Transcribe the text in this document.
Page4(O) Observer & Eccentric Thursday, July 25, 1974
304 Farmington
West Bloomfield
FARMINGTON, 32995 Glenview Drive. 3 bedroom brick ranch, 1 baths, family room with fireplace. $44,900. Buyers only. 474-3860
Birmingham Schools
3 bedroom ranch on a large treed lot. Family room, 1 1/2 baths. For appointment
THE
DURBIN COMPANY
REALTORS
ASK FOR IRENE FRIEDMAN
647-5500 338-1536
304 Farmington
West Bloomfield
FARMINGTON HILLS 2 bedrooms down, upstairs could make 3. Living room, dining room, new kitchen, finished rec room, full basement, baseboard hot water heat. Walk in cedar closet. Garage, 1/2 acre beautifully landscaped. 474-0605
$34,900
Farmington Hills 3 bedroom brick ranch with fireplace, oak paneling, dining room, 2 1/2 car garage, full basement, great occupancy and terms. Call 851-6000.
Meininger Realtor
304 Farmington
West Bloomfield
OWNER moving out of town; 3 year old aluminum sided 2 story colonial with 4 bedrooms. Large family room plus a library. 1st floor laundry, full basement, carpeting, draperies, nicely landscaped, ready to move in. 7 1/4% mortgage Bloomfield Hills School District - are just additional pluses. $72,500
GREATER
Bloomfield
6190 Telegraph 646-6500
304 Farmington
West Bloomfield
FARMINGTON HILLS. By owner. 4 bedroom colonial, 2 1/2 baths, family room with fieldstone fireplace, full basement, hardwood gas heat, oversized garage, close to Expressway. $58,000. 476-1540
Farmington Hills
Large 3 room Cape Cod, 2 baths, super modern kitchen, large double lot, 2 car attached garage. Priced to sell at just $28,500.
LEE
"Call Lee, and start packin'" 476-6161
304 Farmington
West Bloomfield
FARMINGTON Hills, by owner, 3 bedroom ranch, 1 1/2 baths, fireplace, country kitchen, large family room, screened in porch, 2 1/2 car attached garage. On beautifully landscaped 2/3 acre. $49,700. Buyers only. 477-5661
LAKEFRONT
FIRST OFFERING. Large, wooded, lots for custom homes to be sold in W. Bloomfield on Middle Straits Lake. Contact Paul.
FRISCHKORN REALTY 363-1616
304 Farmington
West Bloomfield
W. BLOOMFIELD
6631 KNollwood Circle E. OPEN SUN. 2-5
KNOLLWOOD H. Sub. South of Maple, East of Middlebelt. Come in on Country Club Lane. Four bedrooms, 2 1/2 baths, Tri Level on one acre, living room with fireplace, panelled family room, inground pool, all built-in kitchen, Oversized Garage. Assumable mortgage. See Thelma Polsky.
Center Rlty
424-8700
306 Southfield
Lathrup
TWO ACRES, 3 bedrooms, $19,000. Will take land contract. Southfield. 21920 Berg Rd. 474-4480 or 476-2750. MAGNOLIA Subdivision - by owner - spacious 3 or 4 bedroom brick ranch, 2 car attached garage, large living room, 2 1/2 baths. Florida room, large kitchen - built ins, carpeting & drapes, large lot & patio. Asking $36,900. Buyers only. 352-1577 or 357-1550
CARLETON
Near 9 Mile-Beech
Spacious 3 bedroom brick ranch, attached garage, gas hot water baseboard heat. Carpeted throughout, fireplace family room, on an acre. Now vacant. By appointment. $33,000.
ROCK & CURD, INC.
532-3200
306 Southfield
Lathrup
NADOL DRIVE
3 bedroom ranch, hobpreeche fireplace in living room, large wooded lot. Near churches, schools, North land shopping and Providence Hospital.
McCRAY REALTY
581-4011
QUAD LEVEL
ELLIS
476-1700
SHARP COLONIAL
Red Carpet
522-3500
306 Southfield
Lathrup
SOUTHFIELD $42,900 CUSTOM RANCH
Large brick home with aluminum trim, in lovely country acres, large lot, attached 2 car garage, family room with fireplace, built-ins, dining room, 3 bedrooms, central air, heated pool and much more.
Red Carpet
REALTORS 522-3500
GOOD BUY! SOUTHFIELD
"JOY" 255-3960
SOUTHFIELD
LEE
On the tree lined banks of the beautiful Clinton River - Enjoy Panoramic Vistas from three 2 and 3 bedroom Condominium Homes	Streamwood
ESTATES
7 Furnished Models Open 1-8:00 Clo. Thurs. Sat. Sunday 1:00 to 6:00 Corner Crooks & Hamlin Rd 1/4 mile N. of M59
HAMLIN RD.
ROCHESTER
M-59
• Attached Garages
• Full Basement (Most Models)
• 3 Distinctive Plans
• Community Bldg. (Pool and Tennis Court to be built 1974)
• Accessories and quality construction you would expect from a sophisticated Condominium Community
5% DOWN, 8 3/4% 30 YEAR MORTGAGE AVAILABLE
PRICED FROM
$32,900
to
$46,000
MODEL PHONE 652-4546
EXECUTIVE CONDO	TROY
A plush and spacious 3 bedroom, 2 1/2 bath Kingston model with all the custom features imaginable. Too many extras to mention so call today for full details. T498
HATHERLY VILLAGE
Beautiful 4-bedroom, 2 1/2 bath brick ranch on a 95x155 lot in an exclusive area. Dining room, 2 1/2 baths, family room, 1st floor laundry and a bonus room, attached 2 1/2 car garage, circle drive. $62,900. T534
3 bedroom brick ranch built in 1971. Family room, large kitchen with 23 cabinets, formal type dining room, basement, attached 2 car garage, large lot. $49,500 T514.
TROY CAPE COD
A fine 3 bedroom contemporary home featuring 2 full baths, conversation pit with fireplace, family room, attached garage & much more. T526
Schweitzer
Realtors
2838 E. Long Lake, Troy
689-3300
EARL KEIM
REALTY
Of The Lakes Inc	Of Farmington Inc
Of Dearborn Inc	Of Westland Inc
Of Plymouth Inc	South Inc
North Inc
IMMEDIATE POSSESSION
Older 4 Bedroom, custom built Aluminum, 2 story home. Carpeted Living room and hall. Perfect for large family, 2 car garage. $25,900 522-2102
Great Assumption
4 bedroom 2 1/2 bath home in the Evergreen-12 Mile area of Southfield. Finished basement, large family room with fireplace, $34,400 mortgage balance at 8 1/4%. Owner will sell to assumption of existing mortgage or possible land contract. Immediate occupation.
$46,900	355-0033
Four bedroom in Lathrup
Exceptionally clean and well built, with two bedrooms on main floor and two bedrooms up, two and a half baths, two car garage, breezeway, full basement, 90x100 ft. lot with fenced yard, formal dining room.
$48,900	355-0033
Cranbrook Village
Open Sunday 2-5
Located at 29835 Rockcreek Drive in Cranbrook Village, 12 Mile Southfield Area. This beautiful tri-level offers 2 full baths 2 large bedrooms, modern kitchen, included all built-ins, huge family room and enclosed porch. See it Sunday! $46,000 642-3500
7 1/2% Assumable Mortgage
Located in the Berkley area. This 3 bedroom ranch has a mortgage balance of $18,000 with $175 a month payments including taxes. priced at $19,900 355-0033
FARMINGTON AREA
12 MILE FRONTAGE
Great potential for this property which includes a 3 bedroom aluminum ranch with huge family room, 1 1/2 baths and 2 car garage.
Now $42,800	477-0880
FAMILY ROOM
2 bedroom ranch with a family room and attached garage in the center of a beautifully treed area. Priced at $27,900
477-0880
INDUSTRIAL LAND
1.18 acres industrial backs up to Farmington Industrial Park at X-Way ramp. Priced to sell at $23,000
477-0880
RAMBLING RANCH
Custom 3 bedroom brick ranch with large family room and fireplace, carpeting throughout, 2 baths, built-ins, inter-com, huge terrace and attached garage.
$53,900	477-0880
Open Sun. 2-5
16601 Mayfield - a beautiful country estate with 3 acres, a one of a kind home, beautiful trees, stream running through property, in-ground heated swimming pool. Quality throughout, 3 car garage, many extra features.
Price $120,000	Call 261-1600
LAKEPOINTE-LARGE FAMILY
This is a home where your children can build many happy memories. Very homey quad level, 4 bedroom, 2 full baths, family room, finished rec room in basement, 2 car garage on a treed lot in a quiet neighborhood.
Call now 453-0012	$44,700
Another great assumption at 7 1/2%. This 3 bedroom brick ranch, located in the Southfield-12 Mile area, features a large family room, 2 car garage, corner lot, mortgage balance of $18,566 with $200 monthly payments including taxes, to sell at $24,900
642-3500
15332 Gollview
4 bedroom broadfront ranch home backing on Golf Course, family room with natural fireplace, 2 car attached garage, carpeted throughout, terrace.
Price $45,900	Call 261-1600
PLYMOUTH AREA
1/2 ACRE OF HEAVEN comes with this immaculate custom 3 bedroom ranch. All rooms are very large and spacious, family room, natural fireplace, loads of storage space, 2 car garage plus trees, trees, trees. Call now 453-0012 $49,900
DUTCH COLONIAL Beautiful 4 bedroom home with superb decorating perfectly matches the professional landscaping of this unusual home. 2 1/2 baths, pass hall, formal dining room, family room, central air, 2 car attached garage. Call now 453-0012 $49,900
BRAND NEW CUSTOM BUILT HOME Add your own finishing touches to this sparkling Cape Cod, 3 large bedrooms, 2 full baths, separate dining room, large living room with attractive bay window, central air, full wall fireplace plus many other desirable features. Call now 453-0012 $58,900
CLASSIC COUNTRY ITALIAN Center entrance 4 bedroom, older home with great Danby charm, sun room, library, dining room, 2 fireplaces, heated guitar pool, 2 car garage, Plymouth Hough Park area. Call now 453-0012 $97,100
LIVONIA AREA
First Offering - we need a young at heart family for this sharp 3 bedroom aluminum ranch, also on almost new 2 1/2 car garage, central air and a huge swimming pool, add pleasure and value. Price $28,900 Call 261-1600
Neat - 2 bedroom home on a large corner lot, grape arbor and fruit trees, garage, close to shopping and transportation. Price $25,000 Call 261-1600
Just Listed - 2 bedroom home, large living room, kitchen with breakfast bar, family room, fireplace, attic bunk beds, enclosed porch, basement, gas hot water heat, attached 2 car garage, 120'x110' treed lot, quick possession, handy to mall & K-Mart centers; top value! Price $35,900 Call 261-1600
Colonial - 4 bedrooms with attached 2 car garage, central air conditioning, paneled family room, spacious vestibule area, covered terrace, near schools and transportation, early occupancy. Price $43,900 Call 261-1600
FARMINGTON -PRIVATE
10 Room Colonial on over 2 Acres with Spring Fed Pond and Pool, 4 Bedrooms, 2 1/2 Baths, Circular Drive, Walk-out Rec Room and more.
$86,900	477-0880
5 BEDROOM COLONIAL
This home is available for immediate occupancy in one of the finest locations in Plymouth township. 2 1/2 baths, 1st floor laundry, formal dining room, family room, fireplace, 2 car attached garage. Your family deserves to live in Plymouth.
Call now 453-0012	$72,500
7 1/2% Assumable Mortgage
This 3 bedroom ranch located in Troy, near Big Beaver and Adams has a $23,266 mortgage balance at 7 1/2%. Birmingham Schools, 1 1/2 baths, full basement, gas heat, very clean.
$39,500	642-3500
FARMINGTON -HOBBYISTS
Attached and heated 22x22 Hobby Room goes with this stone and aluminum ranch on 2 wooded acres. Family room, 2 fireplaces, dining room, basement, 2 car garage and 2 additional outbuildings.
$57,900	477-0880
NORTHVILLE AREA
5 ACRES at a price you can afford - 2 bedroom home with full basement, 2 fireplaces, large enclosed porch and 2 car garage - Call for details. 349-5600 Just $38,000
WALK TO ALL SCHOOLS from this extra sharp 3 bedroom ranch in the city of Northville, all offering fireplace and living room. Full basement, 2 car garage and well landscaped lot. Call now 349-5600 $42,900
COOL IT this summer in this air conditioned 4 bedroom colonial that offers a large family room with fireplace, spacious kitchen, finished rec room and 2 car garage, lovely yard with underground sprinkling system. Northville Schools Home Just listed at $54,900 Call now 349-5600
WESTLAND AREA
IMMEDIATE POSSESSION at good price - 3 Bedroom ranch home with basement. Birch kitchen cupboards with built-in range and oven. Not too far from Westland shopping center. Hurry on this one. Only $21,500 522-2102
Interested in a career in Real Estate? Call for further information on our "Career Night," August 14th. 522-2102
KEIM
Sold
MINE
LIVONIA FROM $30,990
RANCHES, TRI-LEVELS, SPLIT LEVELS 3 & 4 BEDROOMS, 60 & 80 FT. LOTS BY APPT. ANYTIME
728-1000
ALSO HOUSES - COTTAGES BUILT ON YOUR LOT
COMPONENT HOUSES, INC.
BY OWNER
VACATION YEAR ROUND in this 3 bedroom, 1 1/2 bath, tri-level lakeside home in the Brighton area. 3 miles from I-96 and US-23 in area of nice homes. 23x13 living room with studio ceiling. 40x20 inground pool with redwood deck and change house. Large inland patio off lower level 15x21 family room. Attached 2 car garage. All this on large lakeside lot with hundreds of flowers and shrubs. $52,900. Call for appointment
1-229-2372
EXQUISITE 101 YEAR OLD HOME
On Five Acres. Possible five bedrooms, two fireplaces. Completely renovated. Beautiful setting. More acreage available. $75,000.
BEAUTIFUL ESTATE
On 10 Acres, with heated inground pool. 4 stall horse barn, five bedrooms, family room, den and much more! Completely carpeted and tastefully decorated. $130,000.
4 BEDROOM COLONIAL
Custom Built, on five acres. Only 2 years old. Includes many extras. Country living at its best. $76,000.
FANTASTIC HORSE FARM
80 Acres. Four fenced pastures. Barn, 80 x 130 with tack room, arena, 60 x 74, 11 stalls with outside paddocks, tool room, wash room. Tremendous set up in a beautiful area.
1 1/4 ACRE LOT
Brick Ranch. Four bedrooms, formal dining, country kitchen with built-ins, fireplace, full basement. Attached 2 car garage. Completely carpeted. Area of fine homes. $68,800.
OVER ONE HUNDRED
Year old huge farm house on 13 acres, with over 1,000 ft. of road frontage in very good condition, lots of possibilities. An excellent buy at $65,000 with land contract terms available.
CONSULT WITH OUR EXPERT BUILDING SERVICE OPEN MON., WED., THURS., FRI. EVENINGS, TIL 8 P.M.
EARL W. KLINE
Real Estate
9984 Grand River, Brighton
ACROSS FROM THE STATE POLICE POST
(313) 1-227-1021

TASK PROMPT: Pick out the lines that contain "wooded" and copy them.

SOLUTION TO THE EXERCISE:
FIRST OFFERING. Large, wooded, lots for custom homes to be sold in W. Bloomfield on Middle Straits Lake. Contact Paul.
3 bedroom ranch, hobpreeche fireplace in living room, large wooded lot. Near churches, schools, North land shopping and Providence Hospital.
Attached and heated 22x22 Hobby Room goes with this stone and aluminum ranch on 2 wooded acres. Family room, 2 fireplaces, dining room, basement, 2 car garage and 2 additional outbuildings.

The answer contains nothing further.